• PROBLEM STATEMENT: Locate each line below that includes "content" and reproduce it.

• ENTRIES PROVIDED:
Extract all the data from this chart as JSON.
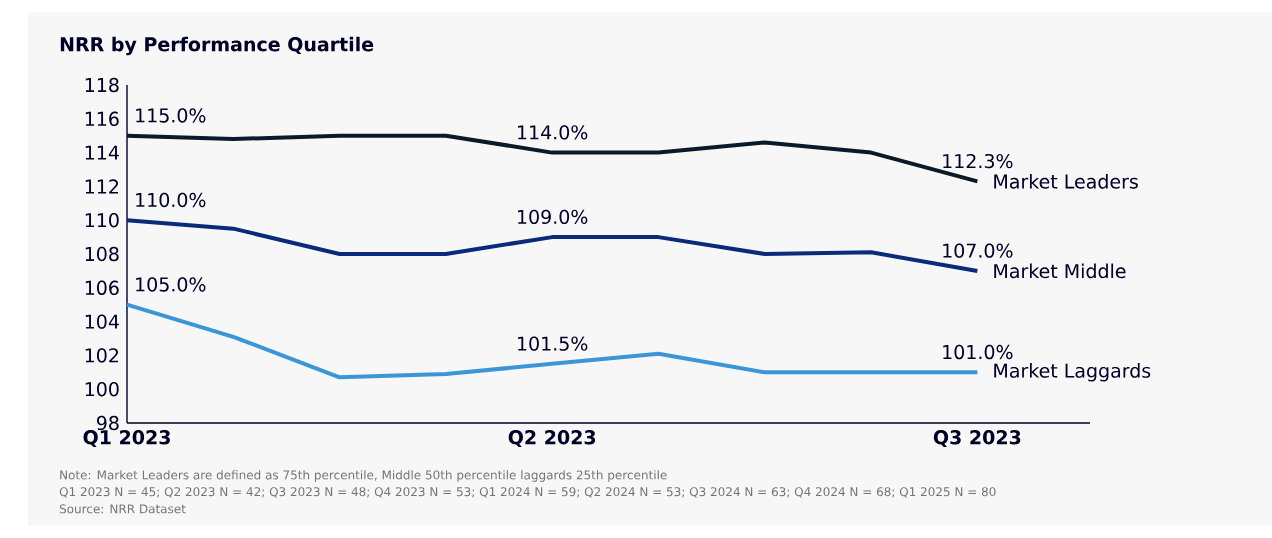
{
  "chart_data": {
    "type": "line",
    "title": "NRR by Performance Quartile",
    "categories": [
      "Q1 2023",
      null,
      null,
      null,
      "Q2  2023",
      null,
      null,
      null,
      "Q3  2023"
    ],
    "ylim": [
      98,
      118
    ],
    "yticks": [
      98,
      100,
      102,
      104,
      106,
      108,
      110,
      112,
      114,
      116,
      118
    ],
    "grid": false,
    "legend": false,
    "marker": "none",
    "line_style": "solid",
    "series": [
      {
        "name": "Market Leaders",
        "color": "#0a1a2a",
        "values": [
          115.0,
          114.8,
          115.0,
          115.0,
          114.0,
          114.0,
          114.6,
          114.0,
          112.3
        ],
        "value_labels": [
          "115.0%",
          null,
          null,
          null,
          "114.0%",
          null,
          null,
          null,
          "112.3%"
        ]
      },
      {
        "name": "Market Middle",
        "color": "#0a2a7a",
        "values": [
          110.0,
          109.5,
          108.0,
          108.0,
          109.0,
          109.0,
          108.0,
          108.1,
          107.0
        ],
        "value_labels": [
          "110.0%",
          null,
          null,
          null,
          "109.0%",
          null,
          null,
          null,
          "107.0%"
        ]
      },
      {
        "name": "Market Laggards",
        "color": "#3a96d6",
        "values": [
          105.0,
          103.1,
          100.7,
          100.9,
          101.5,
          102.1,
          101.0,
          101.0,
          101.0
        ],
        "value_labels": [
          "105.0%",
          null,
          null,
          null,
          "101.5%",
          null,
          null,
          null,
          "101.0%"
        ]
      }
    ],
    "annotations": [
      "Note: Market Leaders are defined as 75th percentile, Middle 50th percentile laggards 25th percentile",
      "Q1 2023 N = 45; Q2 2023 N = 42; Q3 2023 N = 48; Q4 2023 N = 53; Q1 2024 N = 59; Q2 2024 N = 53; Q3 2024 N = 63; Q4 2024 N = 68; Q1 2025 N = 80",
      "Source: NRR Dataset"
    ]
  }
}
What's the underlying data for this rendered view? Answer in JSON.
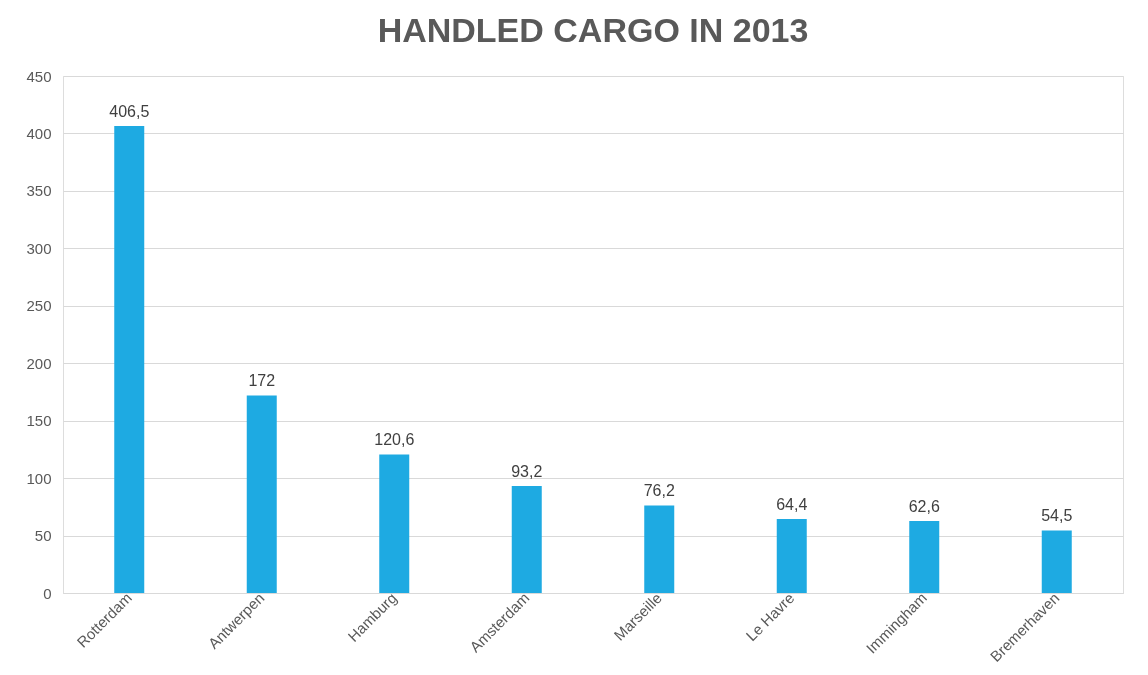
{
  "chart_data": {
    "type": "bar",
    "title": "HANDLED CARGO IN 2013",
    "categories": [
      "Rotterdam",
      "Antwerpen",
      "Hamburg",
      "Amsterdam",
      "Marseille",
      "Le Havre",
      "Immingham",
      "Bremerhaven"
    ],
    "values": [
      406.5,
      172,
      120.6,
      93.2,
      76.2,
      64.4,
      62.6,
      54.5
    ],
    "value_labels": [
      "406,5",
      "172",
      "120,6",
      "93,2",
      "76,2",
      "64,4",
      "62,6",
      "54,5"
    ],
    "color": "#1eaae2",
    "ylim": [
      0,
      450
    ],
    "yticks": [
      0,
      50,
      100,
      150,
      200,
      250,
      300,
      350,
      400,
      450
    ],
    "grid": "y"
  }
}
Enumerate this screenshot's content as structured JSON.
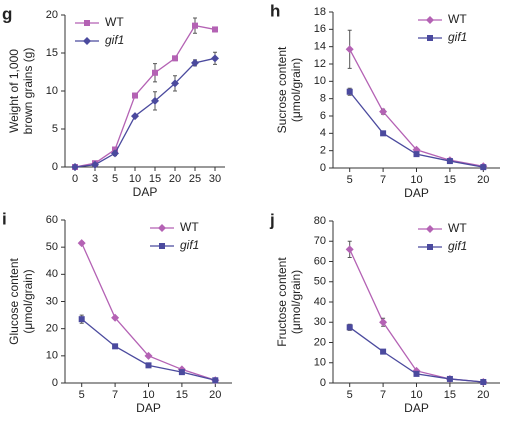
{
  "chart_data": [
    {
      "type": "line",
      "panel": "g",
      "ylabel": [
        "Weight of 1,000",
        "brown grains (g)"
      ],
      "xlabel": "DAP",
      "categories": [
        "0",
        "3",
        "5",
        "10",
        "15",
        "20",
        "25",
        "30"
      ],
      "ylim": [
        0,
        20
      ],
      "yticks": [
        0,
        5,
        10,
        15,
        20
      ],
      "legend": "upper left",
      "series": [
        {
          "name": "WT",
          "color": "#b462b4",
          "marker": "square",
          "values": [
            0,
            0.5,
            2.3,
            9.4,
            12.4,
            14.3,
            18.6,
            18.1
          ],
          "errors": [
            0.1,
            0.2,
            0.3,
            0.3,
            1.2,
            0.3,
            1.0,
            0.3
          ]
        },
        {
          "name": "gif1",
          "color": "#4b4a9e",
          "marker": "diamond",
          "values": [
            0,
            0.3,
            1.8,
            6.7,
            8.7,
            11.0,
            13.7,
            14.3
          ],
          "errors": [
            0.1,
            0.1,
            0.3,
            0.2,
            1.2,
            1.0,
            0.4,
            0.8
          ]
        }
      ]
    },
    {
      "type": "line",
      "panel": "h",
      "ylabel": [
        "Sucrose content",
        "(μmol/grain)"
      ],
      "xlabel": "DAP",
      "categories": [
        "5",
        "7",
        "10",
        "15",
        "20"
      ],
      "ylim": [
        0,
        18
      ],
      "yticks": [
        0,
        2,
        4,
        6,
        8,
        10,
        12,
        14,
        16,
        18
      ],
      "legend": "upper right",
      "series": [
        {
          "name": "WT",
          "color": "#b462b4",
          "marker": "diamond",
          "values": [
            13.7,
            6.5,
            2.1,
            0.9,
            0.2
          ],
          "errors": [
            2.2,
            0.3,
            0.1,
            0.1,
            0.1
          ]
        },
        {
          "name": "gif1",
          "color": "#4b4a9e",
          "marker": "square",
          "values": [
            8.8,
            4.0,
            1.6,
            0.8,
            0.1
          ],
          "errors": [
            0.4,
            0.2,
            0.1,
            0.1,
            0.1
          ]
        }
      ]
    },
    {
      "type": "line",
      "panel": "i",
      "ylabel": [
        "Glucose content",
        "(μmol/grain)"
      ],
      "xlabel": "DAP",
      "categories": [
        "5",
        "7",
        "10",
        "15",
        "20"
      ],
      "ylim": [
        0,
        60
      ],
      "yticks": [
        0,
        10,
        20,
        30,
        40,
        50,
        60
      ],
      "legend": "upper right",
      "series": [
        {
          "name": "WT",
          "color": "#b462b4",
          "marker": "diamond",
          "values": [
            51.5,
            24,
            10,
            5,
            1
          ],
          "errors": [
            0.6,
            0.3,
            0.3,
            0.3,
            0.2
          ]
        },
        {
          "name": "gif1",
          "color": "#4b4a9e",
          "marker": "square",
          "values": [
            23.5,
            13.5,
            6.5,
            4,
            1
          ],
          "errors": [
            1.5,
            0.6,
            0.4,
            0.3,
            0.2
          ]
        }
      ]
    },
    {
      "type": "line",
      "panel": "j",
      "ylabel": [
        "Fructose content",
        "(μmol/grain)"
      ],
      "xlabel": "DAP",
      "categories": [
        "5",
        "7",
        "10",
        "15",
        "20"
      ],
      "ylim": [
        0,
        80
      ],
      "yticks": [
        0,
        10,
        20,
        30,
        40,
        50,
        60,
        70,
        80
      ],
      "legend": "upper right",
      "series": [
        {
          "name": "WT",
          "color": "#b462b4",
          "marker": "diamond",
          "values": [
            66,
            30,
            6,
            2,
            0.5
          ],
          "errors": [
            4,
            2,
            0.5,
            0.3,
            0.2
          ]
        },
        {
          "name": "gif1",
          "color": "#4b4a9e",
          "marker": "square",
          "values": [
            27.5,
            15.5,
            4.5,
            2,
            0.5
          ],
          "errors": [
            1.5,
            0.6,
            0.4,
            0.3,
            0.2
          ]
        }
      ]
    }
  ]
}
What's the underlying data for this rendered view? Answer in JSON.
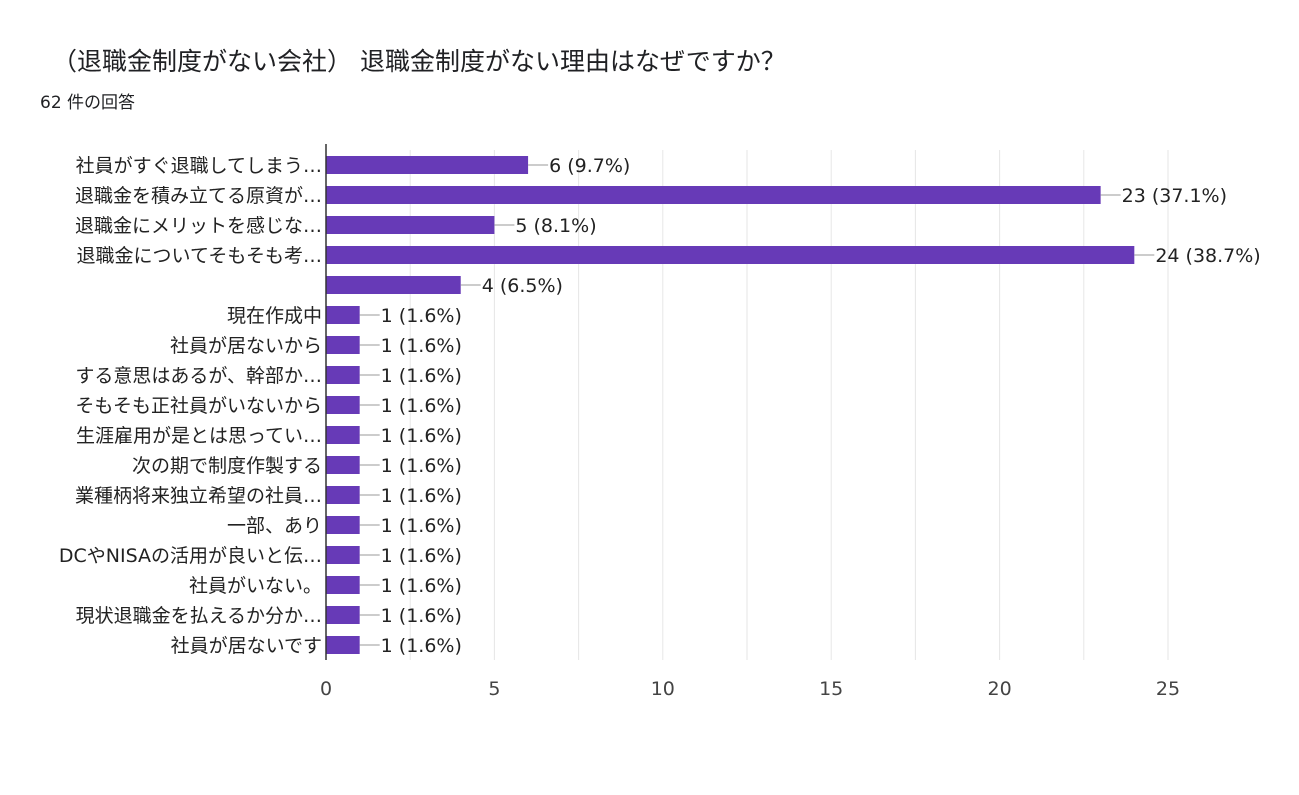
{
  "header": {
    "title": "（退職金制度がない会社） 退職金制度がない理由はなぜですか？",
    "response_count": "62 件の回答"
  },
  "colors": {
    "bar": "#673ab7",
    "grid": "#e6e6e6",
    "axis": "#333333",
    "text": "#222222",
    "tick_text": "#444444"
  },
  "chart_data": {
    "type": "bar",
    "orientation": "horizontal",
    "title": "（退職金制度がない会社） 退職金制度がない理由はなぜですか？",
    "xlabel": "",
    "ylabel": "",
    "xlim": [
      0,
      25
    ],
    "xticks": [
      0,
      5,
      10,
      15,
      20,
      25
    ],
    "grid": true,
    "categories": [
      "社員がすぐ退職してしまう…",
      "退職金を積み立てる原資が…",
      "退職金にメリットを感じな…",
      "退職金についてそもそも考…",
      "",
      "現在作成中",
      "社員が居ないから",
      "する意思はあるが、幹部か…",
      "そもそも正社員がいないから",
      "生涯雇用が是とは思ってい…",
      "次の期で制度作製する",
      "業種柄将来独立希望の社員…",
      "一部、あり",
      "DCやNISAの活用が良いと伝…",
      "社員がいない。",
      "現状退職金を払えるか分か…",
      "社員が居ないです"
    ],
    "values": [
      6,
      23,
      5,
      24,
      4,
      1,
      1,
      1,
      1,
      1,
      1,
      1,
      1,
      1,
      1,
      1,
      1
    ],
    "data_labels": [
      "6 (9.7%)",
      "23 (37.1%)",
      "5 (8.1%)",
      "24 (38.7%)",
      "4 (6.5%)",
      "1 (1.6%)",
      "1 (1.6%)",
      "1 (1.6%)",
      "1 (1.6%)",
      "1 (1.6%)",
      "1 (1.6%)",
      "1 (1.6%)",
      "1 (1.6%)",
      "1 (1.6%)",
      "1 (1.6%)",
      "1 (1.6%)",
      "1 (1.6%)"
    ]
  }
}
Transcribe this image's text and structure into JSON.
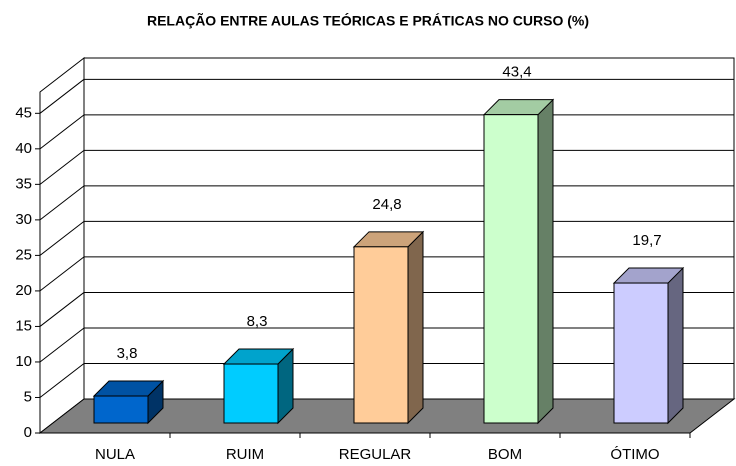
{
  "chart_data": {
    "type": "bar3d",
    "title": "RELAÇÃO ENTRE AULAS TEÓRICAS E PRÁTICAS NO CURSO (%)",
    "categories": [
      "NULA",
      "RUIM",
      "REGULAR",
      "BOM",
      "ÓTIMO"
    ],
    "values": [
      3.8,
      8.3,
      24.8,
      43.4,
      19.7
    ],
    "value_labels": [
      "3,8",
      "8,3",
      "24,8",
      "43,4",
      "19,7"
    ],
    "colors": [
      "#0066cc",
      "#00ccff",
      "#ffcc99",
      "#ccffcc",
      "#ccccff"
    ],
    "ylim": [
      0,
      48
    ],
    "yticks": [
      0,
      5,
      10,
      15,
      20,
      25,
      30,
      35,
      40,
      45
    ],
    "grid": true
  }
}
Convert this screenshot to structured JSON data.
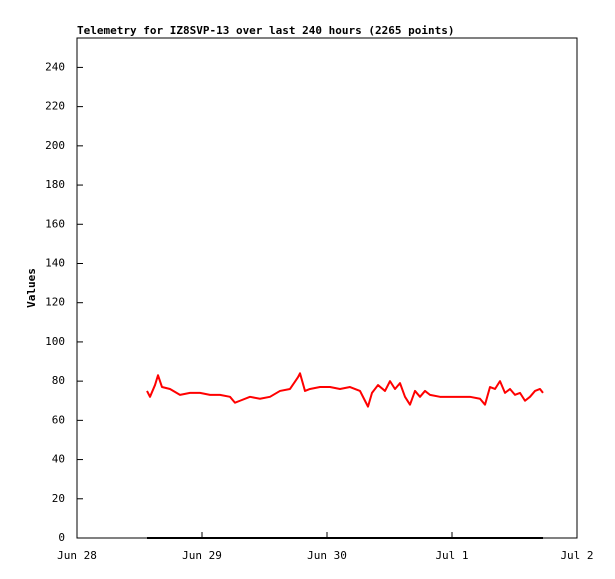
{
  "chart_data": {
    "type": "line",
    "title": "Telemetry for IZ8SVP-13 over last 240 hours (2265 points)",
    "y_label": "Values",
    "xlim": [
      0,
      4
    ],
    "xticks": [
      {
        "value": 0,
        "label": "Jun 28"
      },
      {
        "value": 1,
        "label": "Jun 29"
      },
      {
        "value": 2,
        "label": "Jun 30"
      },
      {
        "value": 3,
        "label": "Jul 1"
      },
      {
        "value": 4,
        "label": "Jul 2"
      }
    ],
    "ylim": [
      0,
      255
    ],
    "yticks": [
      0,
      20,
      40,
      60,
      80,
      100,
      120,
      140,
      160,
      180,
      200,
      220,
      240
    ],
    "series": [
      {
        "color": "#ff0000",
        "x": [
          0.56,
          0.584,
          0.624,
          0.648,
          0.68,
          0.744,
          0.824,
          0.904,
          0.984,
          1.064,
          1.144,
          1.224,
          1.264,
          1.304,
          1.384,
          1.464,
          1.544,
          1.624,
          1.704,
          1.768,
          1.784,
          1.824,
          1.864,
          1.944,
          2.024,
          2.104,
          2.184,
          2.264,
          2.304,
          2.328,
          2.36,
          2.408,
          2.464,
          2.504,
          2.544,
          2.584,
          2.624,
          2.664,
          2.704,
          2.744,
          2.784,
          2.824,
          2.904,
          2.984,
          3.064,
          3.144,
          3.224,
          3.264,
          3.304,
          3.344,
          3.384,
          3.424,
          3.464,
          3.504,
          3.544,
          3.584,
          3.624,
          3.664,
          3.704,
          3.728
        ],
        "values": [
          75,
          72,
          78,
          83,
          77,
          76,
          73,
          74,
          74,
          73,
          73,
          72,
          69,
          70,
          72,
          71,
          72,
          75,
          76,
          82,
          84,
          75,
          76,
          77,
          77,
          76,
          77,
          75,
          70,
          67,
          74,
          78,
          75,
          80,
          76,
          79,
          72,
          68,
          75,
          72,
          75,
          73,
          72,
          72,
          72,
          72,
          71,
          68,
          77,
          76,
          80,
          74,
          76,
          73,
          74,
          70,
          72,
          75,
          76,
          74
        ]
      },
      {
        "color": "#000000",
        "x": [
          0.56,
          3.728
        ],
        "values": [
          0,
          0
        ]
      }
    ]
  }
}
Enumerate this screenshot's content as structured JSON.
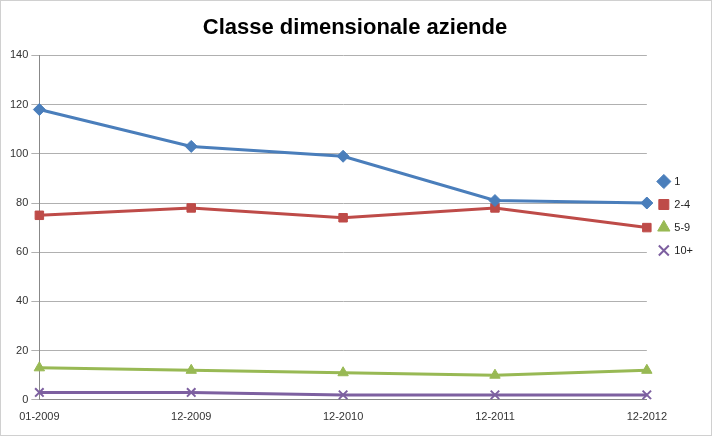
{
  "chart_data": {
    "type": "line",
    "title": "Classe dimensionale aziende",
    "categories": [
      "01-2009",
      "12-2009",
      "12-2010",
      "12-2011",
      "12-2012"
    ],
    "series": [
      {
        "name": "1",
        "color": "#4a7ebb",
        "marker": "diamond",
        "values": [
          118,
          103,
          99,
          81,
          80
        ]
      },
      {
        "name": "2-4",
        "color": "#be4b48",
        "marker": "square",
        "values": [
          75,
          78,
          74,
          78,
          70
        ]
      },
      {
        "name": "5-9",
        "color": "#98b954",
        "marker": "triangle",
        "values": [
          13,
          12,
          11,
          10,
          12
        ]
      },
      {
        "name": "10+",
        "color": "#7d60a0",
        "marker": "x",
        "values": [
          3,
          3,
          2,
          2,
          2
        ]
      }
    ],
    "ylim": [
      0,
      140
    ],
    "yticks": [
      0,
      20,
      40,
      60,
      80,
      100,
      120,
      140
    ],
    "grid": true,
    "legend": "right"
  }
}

• RESPONSE BELOW:
Enumerate this screenshot's content as structured JSON.
        "Sucrose content",
        "Glucose content",
        "Fructose content",
Enumerate this screenshot's content as structured JSON.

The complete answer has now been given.